**Exercise:** Look through the data below and report how many lines include "background". Only the number should be given.

**Information supplied:**
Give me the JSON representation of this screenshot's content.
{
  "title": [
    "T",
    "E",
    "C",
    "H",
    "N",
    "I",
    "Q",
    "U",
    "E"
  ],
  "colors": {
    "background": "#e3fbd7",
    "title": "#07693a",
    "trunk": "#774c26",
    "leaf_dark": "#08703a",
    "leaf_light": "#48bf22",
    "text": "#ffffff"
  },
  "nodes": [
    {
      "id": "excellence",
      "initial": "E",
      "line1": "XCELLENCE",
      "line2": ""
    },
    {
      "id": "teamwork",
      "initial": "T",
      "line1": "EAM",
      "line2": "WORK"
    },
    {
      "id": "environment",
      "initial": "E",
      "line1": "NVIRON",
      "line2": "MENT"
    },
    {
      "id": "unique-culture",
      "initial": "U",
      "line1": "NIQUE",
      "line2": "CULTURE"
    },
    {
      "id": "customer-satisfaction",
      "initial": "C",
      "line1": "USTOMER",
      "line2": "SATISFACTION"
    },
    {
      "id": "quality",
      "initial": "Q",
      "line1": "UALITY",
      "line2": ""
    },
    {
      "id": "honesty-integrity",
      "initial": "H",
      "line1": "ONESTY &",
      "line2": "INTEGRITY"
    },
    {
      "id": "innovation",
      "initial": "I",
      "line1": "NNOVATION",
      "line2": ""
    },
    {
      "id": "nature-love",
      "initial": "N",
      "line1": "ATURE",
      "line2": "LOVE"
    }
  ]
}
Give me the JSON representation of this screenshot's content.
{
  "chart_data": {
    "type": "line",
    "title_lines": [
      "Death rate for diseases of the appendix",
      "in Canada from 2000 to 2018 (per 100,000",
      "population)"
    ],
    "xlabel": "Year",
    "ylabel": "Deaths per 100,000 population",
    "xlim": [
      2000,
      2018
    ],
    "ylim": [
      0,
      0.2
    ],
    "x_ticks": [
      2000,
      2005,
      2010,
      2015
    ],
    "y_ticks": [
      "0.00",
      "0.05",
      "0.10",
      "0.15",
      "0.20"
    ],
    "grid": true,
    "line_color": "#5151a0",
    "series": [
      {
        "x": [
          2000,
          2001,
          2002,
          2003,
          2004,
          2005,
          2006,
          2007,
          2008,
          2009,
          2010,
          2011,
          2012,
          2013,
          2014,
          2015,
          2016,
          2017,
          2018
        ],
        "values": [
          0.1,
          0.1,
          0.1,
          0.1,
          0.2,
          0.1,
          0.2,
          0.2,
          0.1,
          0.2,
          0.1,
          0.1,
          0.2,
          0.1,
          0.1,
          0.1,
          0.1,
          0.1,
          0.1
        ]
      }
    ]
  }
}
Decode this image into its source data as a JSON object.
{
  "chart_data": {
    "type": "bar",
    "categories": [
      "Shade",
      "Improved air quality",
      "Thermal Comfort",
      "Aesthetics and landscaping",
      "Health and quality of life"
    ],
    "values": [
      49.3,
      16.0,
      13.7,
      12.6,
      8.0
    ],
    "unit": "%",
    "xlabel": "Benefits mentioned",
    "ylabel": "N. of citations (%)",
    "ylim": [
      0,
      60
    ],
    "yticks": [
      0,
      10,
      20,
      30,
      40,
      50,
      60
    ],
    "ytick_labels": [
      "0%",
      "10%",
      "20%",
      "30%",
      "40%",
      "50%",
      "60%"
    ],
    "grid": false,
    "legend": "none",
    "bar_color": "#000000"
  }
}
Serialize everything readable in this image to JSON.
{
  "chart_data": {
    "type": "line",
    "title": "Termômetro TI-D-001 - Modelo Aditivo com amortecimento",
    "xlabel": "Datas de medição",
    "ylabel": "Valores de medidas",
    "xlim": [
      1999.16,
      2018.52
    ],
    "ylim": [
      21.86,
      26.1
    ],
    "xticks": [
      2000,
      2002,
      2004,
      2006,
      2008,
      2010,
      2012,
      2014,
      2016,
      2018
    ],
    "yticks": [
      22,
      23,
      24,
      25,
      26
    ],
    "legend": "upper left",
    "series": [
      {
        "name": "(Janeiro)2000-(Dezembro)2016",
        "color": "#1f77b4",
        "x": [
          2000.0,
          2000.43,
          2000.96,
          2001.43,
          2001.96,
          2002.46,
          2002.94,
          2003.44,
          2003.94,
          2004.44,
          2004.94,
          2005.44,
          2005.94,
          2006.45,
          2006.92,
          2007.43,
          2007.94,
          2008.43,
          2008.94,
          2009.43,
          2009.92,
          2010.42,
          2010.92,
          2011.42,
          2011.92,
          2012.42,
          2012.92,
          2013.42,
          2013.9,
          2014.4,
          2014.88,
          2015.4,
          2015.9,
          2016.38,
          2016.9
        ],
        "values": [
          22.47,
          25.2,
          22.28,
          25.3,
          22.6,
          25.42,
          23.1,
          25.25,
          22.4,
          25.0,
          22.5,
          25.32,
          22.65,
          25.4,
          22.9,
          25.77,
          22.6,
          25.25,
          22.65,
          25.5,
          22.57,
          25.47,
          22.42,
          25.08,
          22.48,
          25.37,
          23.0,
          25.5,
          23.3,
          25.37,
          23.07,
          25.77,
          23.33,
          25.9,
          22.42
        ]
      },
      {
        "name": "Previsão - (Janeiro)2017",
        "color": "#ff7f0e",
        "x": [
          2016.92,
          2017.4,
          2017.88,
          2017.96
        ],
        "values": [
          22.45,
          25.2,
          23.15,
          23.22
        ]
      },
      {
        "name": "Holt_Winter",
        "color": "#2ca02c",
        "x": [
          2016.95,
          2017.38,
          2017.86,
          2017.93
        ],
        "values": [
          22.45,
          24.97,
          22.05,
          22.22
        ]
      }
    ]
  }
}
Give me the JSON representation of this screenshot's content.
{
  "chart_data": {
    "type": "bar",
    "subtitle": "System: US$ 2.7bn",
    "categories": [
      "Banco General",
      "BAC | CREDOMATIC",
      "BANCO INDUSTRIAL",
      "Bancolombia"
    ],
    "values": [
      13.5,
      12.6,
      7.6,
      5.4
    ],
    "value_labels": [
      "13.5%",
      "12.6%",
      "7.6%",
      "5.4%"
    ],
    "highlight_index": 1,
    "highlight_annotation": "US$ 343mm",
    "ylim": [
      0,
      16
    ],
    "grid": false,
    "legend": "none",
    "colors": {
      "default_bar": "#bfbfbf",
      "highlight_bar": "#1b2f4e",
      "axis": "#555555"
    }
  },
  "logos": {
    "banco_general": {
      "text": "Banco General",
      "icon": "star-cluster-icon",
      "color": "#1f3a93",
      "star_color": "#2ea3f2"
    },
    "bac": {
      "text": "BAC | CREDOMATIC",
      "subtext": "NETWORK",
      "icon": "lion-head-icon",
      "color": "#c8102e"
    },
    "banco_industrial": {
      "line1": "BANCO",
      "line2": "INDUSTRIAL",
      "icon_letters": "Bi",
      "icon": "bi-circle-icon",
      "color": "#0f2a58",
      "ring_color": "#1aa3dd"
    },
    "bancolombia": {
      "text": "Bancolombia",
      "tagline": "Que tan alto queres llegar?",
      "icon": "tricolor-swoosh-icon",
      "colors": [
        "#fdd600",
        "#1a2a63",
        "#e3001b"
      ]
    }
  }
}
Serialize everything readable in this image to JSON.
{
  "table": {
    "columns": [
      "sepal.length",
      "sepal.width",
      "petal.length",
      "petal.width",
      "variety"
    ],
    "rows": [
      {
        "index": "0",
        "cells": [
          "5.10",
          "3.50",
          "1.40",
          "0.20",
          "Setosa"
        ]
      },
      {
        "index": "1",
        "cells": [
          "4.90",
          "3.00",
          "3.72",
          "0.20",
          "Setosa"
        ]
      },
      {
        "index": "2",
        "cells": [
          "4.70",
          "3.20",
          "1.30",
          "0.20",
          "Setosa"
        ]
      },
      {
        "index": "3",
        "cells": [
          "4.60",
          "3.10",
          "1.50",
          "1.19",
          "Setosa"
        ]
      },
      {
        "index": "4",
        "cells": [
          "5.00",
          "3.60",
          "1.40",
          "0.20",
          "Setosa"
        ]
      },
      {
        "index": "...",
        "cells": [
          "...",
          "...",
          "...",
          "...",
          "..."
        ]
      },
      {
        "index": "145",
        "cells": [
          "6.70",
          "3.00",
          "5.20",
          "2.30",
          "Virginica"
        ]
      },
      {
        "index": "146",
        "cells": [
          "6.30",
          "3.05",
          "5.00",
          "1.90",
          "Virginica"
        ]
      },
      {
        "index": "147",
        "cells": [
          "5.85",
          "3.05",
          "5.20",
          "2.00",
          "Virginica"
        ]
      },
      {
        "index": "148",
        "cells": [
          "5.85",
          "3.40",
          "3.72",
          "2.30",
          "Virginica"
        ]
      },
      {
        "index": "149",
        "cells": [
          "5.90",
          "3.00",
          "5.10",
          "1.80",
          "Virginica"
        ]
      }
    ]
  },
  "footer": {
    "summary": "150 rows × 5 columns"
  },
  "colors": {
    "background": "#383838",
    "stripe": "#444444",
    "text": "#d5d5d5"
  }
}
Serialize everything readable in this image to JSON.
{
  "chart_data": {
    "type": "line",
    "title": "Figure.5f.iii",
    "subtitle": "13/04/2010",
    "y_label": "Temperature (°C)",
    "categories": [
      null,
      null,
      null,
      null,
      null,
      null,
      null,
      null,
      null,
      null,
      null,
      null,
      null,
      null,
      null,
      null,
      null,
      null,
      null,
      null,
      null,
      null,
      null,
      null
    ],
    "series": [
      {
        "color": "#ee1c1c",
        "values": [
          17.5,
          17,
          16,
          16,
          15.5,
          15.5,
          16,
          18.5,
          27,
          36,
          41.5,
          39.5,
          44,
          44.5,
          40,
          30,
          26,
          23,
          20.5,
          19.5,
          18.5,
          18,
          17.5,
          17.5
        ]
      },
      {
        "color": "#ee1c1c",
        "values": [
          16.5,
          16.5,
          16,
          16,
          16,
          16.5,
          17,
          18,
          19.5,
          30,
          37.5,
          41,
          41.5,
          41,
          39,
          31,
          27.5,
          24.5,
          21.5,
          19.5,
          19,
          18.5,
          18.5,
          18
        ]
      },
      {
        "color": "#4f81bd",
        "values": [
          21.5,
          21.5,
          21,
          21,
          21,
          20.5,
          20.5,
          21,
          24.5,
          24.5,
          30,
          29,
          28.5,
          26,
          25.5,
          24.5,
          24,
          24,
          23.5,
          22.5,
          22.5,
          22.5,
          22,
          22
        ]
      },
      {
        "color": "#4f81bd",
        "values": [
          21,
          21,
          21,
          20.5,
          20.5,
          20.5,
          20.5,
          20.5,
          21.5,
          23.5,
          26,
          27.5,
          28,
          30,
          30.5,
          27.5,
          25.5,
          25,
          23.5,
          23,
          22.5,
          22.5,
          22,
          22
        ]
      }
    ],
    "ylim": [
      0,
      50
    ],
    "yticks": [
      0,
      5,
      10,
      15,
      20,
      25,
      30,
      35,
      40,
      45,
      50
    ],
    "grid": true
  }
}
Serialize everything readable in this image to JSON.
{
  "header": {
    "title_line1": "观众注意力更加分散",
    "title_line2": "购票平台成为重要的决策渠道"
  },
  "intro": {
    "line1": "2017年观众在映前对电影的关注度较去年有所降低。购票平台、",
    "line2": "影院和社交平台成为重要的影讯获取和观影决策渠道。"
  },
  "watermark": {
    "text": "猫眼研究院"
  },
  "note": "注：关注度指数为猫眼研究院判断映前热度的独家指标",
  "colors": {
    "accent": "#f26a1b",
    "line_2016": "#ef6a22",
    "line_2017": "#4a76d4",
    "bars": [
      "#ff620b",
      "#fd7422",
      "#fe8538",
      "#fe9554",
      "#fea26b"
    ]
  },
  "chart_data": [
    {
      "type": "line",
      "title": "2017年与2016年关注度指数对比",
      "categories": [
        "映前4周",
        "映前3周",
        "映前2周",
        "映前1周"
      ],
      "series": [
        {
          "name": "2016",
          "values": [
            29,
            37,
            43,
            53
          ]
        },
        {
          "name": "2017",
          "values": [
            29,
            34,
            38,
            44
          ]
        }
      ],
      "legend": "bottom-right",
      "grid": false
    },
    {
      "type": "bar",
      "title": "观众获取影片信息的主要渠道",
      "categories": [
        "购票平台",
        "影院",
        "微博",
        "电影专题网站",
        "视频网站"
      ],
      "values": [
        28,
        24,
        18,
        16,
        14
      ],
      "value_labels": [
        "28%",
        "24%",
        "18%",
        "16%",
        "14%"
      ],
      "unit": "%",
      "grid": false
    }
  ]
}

**Response:** 2